What needs to be done> Take the line containing "Convert this document image to plain text." and every line after it to the end of the records, and copy them exactly, leaving out pictures.

Start of Excerpted data

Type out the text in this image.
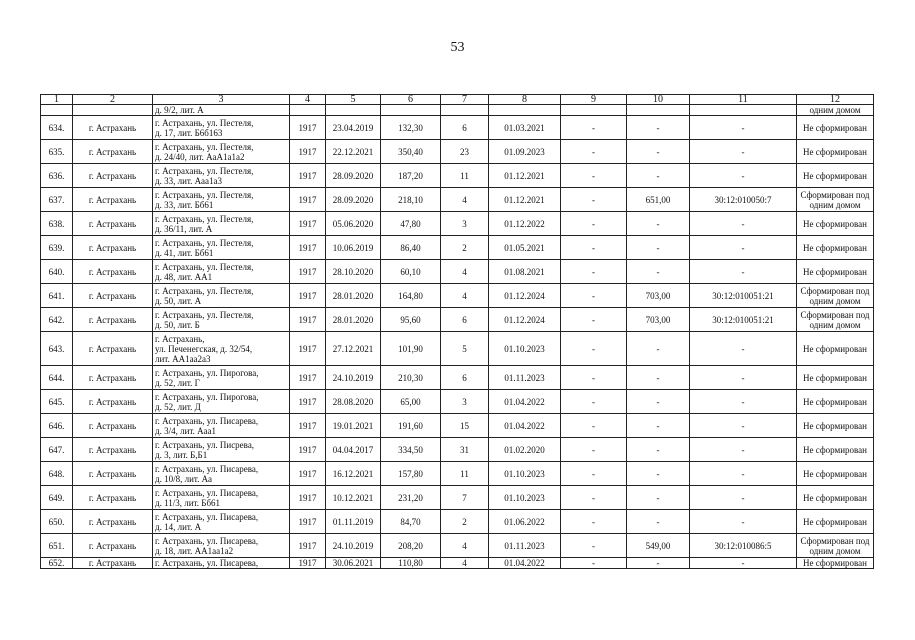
53
1	2	3	4	5	6	7	8	9	10	11	12
		д. 9/2, лит. А									одним домом
634.	г. Астрахань	г. Астрахань, ул. Пестеля,
д. 17, лит. Б6б163	1917	23.04.2019	132,30	6	01.03.2021	-	-	-	Не сформирован
635.	г. Астрахань	г. Астрахань, ул. Пестеля,
д. 24/40, лит. АаА1а1а2	1917	22.12.2021	350,40	23	01.09.2023	-	-	-	Не сформирован
636.	г. Астрахань	г. Астрахань, ул. Пестеля,
д. 33, лит. Ааа1а3	1917	28.09.2020	187,20	11	01.12.2021	-	-	-	Не сформирован
637.	г. Астрахань	г. Астрахань, ул. Пестеля,
д. 33, лит. Бб61	1917	28.09.2020	218,10	4	01.12.2021	-	651,00	30:12:010050:7	Сформирован под одним домом
638.	г. Астрахань	г. Астрахань, ул. Пестеля,
д. 36/11, лит. А	1917	05.06.2020	47,80	3	01.12.2022	-	-	-	Не сформирован
639.	г. Астрахань	г. Астрахань, ул. Пестеля,
д. 41, лит. Бб61	1917	10.06.2019	86,40	2	01.05.2021	-	-	-	Не сформирован
640.	г. Астрахань	г. Астрахань, ул. Пестеля,
д. 48, лит. АА1	1917	28.10.2020	60,10	4	01.08.2021	-	-	-	Не сформирован
641.	г. Астрахань	г. Астрахань, ул. Пестеля,
д. 50, лит. А	1917	28.01.2020	164,80	4	01.12.2024	-	703,00	30:12:010051:21	Сформирован под одним домом
642.	г. Астрахань	г. Астрахань, ул. Пестеля,
д. 50, лит. Б	1917	28.01.2020	95,60	6	01.12.2024	-	703,00	30:12:010051:21	Сформирован под одним домом
643.	г. Астрахань	г. Астрахань,
ул. Печенегская, д. 32/54,
лит. АА1аа2а3	1917	27.12.2021	101,90	5	01.10.2023	-	-	-	Не сформирован
644.	г. Астрахань	г. Астрахань, ул. Пирогова,
д. 52, лит. Г	1917	24.10.2019	210,30	6	01.11.2023	-	-	-	Не сформирован
645.	г. Астрахань	г. Астрахань, ул. Пирогова,
д. 52, лит. Д	1917	28.08.2020	65,00	3	01.04.2022	-	-	-	Не сформирован
646.	г. Астрахань	г. Астрахань, ул. Писарева,
д. 3/4, лит. Ааа1	1917	19.01.2021	191,60	15	01.04.2022	-	-	-	Не сформирован
647.	г. Астрахань	г. Астрахань, ул. Писрева,
д. 3, лит. Б,Б1	1917	04.04.2017	334,50	31	01.02.2020	-	-	-	Не сформирован
648.	г. Астрахань	г. Астрахань, ул. Писарева,
д. 10/8, лит. Аа	1917	16.12.2021	157,80	11	01.10.2023	-	-	-	Не сформирован
649.	г. Астрахань	г. Астрахань, ул. Писарева,
д. 11/3, лит. Бб61	1917	10.12.2021	231,20	7	01.10.2023	-	-	-	Не сформирован
650.	г. Астрахань	г. Астрахань, ул. Писарева,
д. 14, лит. А	1917	01.11.2019	84,70	2	01.06.2022	-	-	-	Не сформирован
651.	г. Астрахань	г. Астрахань, ул. Писарева,
д. 18, лит. АА1аа1а2	1917	24.10.2019	208,20	4	01.11.2023	-	549,00	30:12:010086:5	Сформирован под одним домом
652.	г. Астрахань	г. Астрахань, ул. Писарева,	1917	30.06.2021	110,80	4	01.04.2022	-	-	-	Не сформирован
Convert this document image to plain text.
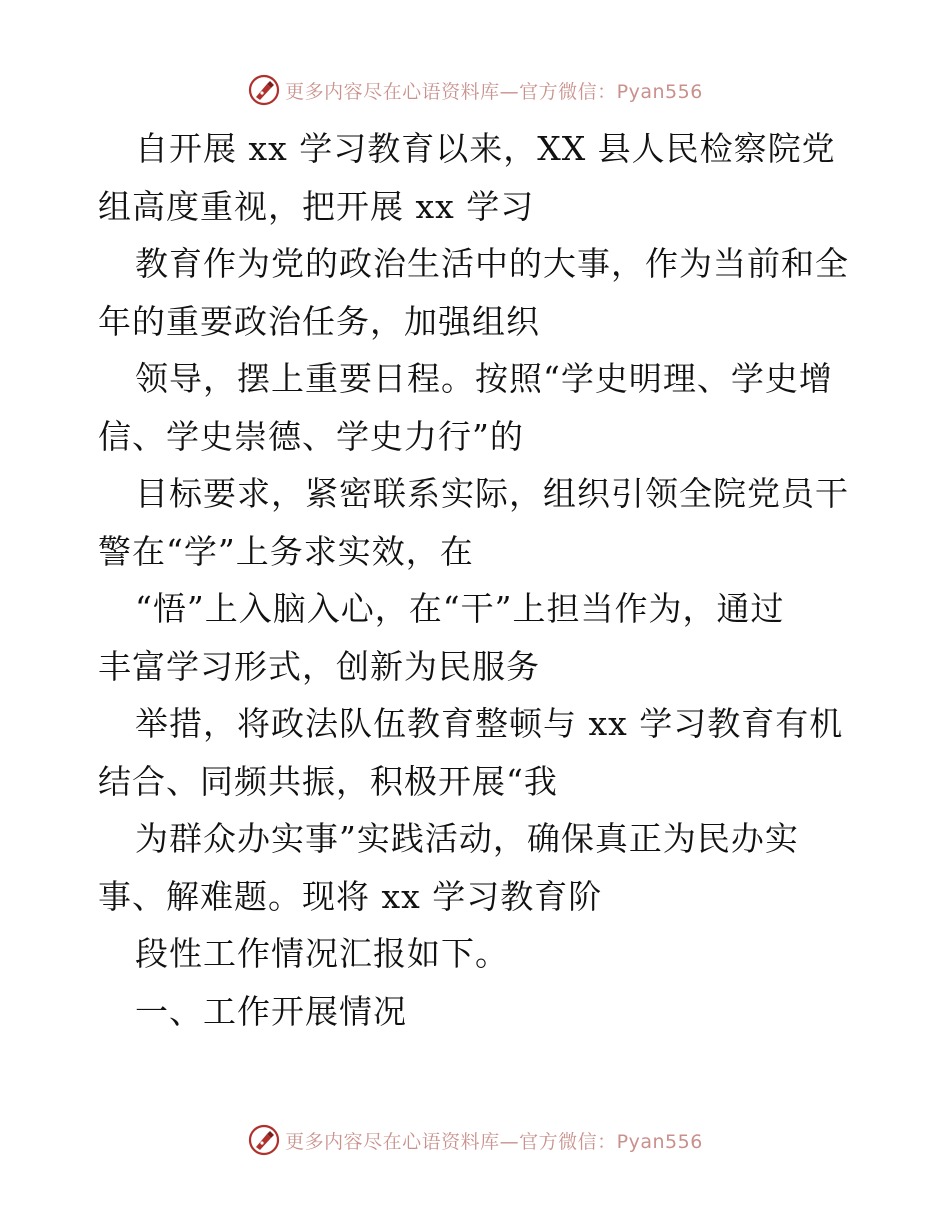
更多内容尽在心语资料库—官方微信：Pyan556
自开展 xx 学习教育以来，XX 县人民检察院党
组高度重视，把开展 xx 学习
教育作为党的政治生活中的大事，作为当前和全
年的重要政治任务，加强组织
领导，摆上重要日程。按照“学史明理、学史增
信、学史崇德、学史力行”的
目标要求，紧密联系实际，组织引领全院党员干
警在“学”上务求实效，在
“悟”上入脑入心，在“干”上担当作为，通过
丰富学习形式，创新为民服务
举措，将政法队伍教育整顿与 xx 学习教育有机
结合、同频共振，积极开展“我
为群众办实事”实践活动，确保真正为民办实
事、解难题。现将 xx 学习教育阶
段性工作情况汇报如下。
一、工作开展情况
更多内容尽在心语资料库—官方微信：Pyan556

End of Excerpted data

Problem solution>
Convert this document image to plain text.
更多内容尽在心语资料库—官方微信：Pyan556
自开展 xx 学习教育以来，XX 县人民检察院党
组高度重视，把开展 xx 学习
教育作为党的政治生活中的大事，作为当前和全
年的重要政治任务，加强组织
领导，摆上重要日程。按照“学史明理、学史增
信、学史崇德、学史力行”的
目标要求，紧密联系实际，组织引领全院党员干
警在“学”上务求实效，在
“悟”上入脑入心，在“干”上担当作为，通过
丰富学习形式，创新为民服务
举措，将政法队伍教育整顿与 xx 学习教育有机
结合、同频共振，积极开展“我
为群众办实事”实践活动，确保真正为民办实
事、解难题。现将 xx 学习教育阶
段性工作情况汇报如下。
一、工作开展情况
更多内容尽在心语资料库—官方微信：Pyan556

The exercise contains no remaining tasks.